▶

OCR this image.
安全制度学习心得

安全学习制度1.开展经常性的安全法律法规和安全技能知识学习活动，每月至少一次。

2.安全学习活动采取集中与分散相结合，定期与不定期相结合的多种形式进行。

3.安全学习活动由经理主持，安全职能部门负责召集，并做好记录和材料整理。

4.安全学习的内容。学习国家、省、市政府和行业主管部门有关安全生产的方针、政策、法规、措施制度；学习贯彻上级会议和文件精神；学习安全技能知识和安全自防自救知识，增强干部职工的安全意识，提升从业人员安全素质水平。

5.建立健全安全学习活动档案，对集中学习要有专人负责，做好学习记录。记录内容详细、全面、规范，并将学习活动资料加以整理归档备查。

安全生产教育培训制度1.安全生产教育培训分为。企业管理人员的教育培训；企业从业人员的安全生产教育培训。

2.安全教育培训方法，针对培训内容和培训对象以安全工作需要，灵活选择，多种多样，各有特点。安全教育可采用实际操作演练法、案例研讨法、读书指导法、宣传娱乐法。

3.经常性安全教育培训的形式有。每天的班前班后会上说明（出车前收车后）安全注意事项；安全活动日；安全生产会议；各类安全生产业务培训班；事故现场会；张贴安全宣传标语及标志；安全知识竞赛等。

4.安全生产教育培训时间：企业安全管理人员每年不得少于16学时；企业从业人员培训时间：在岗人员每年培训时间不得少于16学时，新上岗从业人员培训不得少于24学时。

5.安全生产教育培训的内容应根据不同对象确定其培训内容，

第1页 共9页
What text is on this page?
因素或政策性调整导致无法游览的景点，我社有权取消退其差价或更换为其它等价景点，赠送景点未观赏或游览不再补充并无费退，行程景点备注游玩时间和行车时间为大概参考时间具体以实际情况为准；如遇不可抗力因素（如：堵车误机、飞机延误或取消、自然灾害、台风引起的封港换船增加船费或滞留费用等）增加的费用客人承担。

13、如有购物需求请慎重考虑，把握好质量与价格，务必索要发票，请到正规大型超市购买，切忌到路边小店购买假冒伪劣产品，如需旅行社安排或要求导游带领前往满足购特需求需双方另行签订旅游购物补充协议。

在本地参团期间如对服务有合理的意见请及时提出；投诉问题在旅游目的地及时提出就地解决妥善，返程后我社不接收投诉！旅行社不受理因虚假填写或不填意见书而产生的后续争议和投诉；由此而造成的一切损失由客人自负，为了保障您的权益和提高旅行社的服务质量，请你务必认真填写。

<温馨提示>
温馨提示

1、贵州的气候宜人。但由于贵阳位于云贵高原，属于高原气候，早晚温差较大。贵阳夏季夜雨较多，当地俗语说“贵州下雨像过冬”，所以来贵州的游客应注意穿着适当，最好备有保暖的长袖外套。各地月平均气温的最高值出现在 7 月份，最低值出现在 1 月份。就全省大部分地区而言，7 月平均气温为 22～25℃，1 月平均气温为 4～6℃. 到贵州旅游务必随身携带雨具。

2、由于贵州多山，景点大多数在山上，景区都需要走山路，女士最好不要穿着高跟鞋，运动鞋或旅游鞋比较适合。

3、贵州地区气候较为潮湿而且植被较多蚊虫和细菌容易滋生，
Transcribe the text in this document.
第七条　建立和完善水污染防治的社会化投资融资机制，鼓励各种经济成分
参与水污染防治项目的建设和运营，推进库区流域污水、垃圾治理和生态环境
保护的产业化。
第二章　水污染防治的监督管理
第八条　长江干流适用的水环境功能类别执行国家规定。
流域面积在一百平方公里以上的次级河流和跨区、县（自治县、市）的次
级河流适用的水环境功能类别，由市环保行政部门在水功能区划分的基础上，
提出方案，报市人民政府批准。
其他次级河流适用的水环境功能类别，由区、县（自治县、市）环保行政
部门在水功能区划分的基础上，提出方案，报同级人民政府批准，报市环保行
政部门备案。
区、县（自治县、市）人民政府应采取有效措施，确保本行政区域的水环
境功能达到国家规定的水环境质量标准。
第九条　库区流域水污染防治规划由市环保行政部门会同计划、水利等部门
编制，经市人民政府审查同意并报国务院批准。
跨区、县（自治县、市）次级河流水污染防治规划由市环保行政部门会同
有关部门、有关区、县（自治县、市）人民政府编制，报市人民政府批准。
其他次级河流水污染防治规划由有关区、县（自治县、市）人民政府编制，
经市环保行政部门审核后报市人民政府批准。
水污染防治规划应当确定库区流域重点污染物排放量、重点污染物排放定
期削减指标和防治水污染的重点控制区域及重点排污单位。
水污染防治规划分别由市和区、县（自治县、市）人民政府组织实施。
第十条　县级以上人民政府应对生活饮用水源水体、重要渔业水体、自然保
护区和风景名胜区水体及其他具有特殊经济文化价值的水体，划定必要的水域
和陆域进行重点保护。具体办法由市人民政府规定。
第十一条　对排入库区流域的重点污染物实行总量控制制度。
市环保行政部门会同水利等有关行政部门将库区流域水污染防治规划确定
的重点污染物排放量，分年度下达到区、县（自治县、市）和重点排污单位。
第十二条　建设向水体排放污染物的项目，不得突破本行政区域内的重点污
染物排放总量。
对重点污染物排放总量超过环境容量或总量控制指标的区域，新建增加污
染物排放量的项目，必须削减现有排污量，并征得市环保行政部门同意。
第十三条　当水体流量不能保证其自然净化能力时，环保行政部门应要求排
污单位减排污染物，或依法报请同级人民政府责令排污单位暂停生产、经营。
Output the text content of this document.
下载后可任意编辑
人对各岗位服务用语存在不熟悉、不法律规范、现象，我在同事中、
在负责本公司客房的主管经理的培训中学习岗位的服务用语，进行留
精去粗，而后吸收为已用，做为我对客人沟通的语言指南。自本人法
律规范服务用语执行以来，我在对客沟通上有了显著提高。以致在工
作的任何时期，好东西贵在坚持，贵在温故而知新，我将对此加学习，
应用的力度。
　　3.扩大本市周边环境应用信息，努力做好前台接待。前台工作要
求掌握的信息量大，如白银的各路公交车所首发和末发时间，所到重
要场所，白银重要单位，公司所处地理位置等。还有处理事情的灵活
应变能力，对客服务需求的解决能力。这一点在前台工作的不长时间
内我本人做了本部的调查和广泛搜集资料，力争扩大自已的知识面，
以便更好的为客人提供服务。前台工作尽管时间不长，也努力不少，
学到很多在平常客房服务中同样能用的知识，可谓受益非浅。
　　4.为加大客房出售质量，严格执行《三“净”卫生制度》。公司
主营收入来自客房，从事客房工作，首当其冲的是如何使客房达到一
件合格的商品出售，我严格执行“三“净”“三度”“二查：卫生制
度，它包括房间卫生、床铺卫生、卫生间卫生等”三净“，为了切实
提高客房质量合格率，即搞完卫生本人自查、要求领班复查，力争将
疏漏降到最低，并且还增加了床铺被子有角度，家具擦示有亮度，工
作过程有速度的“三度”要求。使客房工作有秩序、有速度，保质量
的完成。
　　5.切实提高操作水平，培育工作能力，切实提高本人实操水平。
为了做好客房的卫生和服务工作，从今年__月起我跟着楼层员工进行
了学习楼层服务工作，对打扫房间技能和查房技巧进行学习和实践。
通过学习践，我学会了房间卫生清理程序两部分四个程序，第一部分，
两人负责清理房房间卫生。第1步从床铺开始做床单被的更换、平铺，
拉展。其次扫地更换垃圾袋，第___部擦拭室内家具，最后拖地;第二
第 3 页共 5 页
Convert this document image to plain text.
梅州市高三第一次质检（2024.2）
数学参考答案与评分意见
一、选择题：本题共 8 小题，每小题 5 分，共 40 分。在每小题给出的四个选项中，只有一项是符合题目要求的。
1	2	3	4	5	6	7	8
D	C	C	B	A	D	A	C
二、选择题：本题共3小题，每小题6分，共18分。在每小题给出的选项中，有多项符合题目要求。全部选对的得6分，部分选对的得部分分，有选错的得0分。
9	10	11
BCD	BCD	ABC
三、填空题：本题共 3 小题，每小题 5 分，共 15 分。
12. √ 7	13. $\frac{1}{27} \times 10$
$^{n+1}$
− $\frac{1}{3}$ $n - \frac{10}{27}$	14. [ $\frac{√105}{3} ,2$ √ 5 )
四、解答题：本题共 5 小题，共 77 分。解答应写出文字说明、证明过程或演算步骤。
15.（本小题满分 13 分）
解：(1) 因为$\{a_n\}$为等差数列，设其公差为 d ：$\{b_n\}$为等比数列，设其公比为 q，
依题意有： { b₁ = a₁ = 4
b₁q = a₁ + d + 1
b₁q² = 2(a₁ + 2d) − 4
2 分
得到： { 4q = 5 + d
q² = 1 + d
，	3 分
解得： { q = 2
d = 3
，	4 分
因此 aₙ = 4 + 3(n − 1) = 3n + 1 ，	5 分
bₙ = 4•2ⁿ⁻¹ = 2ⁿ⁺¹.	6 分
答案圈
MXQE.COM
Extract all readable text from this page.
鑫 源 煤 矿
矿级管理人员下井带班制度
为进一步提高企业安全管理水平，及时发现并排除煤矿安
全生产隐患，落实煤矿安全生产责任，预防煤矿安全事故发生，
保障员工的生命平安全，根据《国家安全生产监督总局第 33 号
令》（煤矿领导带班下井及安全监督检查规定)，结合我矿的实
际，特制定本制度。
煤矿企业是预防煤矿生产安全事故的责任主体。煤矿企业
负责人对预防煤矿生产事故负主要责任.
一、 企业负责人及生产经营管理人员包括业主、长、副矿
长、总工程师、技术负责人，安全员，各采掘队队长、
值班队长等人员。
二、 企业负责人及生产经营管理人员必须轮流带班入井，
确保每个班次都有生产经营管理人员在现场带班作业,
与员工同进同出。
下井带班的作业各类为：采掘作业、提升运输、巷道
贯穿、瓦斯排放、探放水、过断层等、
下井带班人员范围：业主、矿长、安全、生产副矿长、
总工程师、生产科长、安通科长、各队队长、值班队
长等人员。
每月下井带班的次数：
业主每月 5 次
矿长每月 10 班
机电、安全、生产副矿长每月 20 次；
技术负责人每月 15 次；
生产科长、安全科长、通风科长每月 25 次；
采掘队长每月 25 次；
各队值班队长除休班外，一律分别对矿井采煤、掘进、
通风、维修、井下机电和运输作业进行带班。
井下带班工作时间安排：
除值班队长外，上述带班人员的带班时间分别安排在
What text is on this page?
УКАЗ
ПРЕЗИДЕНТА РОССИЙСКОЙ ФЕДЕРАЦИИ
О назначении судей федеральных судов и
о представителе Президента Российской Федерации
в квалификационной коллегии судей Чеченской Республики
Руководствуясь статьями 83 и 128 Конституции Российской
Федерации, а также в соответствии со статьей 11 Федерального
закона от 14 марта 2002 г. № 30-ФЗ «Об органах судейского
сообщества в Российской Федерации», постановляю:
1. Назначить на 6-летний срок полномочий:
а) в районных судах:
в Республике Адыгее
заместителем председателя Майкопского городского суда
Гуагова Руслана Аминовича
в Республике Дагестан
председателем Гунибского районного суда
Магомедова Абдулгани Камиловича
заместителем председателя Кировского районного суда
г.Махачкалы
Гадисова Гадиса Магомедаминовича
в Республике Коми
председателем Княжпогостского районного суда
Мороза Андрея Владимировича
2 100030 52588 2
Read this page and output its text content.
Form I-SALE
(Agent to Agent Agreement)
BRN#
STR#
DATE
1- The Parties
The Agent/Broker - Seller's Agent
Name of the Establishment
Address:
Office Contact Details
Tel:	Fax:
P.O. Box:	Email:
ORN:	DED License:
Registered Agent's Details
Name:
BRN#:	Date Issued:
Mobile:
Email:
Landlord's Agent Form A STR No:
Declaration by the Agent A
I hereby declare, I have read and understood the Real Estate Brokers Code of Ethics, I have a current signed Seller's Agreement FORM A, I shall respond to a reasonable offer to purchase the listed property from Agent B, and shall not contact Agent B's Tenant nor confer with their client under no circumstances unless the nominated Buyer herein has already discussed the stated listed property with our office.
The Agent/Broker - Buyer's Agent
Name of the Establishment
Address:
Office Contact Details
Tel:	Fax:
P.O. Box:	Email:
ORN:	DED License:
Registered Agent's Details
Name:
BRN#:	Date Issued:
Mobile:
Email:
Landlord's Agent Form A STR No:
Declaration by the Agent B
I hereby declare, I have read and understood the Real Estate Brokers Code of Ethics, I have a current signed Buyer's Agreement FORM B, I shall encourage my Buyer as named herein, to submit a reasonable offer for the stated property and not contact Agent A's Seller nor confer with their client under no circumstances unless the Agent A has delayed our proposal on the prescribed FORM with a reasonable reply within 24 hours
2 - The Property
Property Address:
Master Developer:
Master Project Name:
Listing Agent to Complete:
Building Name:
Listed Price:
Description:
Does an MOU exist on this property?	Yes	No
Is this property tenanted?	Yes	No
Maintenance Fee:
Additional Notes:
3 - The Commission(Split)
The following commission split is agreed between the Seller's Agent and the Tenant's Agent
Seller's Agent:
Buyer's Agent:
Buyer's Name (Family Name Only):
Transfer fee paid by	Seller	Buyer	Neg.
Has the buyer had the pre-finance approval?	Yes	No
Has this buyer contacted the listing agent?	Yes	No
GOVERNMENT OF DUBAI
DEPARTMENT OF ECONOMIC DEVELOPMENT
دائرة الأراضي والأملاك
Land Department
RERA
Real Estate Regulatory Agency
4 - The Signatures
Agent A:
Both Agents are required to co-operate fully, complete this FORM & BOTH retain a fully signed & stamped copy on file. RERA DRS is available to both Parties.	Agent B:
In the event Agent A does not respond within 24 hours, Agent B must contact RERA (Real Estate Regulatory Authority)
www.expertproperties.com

◀

• [TASK STATEMENT]:
Find every line with "生产科长" in the listing and state how many there are, nothing else.

• [PROBLEM SOLUTION]:
2